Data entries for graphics
┄┄┄┄┄┄┄┄┄┄┄┄┄┄┄┄┄┄┄┄

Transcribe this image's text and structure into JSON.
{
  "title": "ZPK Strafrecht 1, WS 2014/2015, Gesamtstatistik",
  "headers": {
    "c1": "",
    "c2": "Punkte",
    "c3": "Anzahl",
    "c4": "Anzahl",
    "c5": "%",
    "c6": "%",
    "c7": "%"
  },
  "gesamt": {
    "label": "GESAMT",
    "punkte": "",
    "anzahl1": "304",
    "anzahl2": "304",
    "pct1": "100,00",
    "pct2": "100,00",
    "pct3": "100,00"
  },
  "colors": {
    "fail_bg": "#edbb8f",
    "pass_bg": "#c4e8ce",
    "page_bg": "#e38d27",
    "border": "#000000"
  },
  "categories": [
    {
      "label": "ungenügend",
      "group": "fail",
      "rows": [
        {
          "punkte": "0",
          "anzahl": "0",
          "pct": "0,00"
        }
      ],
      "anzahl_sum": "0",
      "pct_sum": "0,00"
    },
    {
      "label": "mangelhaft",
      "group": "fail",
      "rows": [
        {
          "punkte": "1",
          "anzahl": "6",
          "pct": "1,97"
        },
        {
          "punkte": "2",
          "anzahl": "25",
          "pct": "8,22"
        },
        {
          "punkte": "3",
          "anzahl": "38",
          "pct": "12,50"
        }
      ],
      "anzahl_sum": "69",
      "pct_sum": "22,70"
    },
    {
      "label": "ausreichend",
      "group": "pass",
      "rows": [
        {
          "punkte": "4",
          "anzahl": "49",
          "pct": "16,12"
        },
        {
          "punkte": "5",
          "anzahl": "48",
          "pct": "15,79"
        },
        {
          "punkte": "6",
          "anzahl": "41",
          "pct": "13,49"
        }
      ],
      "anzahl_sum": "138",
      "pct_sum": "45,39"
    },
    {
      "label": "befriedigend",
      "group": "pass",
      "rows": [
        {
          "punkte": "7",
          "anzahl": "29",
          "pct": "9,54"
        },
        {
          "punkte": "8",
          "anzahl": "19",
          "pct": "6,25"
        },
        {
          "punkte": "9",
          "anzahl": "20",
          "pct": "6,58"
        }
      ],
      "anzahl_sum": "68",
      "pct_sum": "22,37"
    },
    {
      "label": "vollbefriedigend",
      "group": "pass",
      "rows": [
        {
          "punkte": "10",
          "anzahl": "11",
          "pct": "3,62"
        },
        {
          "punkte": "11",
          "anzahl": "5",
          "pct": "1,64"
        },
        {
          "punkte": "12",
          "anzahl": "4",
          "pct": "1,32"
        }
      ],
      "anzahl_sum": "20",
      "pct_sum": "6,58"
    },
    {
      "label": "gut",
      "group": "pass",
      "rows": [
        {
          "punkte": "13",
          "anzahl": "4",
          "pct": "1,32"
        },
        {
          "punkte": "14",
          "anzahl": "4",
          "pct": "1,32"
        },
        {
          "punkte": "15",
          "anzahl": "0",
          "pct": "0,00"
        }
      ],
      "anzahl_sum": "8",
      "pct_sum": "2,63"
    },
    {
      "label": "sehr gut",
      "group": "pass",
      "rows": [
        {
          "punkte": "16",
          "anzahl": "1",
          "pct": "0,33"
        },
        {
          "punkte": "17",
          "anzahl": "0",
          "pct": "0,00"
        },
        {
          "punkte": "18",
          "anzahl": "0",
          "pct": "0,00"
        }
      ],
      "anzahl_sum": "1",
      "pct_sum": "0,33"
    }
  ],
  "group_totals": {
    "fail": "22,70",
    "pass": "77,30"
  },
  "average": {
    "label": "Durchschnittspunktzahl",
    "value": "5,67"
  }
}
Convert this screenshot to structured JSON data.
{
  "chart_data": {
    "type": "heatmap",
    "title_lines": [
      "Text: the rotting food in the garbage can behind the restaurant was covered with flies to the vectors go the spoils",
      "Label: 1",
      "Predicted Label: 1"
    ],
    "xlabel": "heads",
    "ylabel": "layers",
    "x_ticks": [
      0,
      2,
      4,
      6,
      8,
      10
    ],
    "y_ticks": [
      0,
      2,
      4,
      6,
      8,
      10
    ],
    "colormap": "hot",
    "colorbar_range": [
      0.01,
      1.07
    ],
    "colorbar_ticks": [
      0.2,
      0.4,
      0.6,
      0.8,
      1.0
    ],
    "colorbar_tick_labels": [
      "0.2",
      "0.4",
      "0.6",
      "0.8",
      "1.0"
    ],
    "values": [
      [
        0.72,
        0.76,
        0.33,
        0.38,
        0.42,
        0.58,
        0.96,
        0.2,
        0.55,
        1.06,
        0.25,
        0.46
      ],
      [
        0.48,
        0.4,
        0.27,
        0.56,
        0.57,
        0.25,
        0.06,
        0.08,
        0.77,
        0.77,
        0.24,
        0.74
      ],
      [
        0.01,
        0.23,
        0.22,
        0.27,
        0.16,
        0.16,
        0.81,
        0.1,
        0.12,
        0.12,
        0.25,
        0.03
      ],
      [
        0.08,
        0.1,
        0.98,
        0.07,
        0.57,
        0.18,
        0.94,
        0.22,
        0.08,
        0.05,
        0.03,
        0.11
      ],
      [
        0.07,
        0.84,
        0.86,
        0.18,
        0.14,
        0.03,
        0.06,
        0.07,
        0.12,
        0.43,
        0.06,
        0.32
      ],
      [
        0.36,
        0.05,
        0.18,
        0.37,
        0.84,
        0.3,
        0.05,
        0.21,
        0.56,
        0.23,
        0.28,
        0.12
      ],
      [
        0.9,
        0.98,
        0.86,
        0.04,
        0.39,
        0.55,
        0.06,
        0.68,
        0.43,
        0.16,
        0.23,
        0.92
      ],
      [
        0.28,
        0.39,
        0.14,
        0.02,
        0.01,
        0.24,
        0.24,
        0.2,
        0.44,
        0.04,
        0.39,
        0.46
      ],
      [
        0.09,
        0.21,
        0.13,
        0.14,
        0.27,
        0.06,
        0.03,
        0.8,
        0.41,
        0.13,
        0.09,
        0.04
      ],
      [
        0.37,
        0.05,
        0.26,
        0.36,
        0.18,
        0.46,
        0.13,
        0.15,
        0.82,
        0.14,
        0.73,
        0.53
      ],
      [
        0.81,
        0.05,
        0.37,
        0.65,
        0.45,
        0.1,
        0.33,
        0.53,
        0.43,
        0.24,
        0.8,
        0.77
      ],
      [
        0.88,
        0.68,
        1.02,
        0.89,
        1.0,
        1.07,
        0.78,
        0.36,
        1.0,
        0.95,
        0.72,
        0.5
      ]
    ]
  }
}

┄┄┄┄┄┄┄┄┄┄┄┄┄┄┄┄┄┄┄┄

**Written problem**.
Give a word-for-word copy of the records.

**Final result**.
Transcribe this image's text and structure into JSON.
{
  "title": "ZPK Strafrecht 1, WS 2014/2015, Gesamtstatistik",
  "headers": {
    "c1": "",
    "c2": "Punkte",
    "c3": "Anzahl",
    "c4": "Anzahl",
    "c5": "%",
    "c6": "%",
    "c7": "%"
  },
  "gesamt": {
    "label": "GESAMT",
    "punkte": "",
    "anzahl1": "304",
    "anzahl2": "304",
    "pct1": "100,00",
    "pct2": "100,00",
    "pct3": "100,00"
  },
  "colors": {
    "fail_bg": "#edbb8f",
    "pass_bg": "#c4e8ce",
    "page_bg": "#e38d27",
    "border": "#000000"
  },
  "categories": [
    {
      "label": "ungenügend",
      "group": "fail",
      "rows": [
        {
          "punkte": "0",
          "anzahl": "0",
          "pct": "0,00"
        }
      ],
      "anzahl_sum": "0",
      "pct_sum": "0,00"
    },
    {
      "label": "mangelhaft",
      "group": "fail",
      "rows": [
        {
          "punkte": "1",
          "anzahl": "6",
          "pct": "1,97"
        },
        {
          "punkte": "2",
          "anzahl": "25",
          "pct": "8,22"
        },
        {
          "punkte": "3",
          "anzahl": "38",
          "pct": "12,50"
        }
      ],
      "anzahl_sum": "69",
      "pct_sum": "22,70"
    },
    {
      "label": "ausreichend",
      "group": "pass",
      "rows": [
        {
          "punkte": "4",
          "anzahl": "49",
          "pct": "16,12"
        },
        {
          "punkte": "5",
          "anzahl": "48",
          "pct": "15,79"
        },
        {
          "punkte": "6",
          "anzahl": "41",
          "pct": "13,49"
        }
      ],
      "anzahl_sum": "138",
      "pct_sum": "45,39"
    },
    {
      "label": "befriedigend",
      "group": "pass",
      "rows": [
        {
          "punkte": "7",
          "anzahl": "29",
          "pct": "9,54"
        },
        {
          "punkte": "8",
          "anzahl": "19",
          "pct": "6,25"
        },
        {
          "punkte": "9",
          "anzahl": "20",
          "pct": "6,58"
        }
      ],
      "anzahl_sum": "68",
      "pct_sum": "22,37"
    },
    {
      "label": "vollbefriedigend",
      "group": "pass",
      "rows": [
        {
          "punkte": "10",
          "anzahl": "11",
          "pct": "3,62"
        },
        {
          "punkte": "11",
          "anzahl": "5",
          "pct": "1,64"
        },
        {
          "punkte": "12",
          "anzahl": "4",
          "pct": "1,32"
        }
      ],
      "anzahl_sum": "20",
      "pct_sum": "6,58"
    },
    {
      "label": "gut",
      "group": "pass",
      "rows": [
        {
          "punkte": "13",
          "anzahl": "4",
          "pct": "1,32"
        },
        {
          "punkte": "14",
          "anzahl": "4",
          "pct": "1,32"
        },
        {
          "punkte": "15",
          "anzahl": "0",
          "pct": "0,00"
        }
      ],
      "anzahl_sum": "8",
      "pct_sum": "2,63"
    },
    {
      "label": "sehr gut",
      "group": "pass",
      "rows": [
        {
          "punkte": "16",
          "anzahl": "1",
          "pct": "0,33"
        },
        {
          "punkte": "17",
          "anzahl": "0",
          "pct": "0,00"
        },
        {
          "punkte": "18",
          "anzahl": "0",
          "pct": "0,00"
        }
      ],
      "anzahl_sum": "1",
      "pct_sum": "0,33"
    }
  ],
  "group_totals": {
    "fail": "22,70",
    "pass": "77,30"
  },
  "average": {
    "label": "Durchschnittspunktzahl",
    "value": "5,67"
  }
}
Convert this screenshot to structured JSON data.
{
  "chart_data": {
    "type": "heatmap",
    "title_lines": [
      "Text: the rotting food in the garbage can behind the restaurant was covered with flies to the vectors go the spoils",
      "Label: 1",
      "Predicted Label: 1"
    ],
    "xlabel": "heads",
    "ylabel": "layers",
    "x_ticks": [
      0,
      2,
      4,
      6,
      8,
      10
    ],
    "y_ticks": [
      0,
      2,
      4,
      6,
      8,
      10
    ],
    "colormap": "hot",
    "colorbar_range": [
      0.01,
      1.07
    ],
    "colorbar_ticks": [
      0.2,
      0.4,
      0.6,
      0.8,
      1.0
    ],
    "colorbar_tick_labels": [
      "0.2",
      "0.4",
      "0.6",
      "0.8",
      "1.0"
    ],
    "values": [
      [
        0.72,
        0.76,
        0.33,
        0.38,
        0.42,
        0.58,
        0.96,
        0.2,
        0.55,
        1.06,
        0.25,
        0.46
      ],
      [
        0.48,
        0.4,
        0.27,
        0.56,
        0.57,
        0.25,
        0.06,
        0.08,
        0.77,
        0.77,
        0.24,
        0.74
      ],
      [
        0.01,
        0.23,
        0.22,
        0.27,
        0.16,
        0.16,
        0.81,
        0.1,
        0.12,
        0.12,
        0.25,
        0.03
      ],
      [
        0.08,
        0.1,
        0.98,
        0.07,
        0.57,
        0.18,
        0.94,
        0.22,
        0.08,
        0.05,
        0.03,
        0.11
      ],
      [
        0.07,
        0.84,
        0.86,
        0.18,
        0.14,
        0.03,
        0.06,
        0.07,
        0.12,
        0.43,
        0.06,
        0.32
      ],
      [
        0.36,
        0.05,
        0.18,
        0.37,
        0.84,
        0.3,
        0.05,
        0.21,
        0.56,
        0.23,
        0.28,
        0.12
      ],
      [
        0.9,
        0.98,
        0.86,
        0.04,
        0.39,
        0.55,
        0.06,
        0.68,
        0.43,
        0.16,
        0.23,
        0.92
      ],
      [
        0.28,
        0.39,
        0.14,
        0.02,
        0.01,
        0.24,
        0.24,
        0.2,
        0.44,
        0.04,
        0.39,
        0.46
      ],
      [
        0.09,
        0.21,
        0.13,
        0.14,
        0.27,
        0.06,
        0.03,
        0.8,
        0.41,
        0.13,
        0.09,
        0.04
      ],
      [
        0.37,
        0.05,
        0.26,
        0.36,
        0.18,
        0.46,
        0.13,
        0.15,
        0.82,
        0.14,
        0.73,
        0.53
      ],
      [
        0.81,
        0.05,
        0.37,
        0.65,
        0.45,
        0.1,
        0.33,
        0.53,
        0.43,
        0.24,
        0.8,
        0.77
      ],
      [
        0.88,
        0.68,
        1.02,
        0.89,
        1.0,
        1.07,
        0.78,
        0.36,
        1.0,
        0.95,
        0.72,
        0.5
      ]
    ]
  }
}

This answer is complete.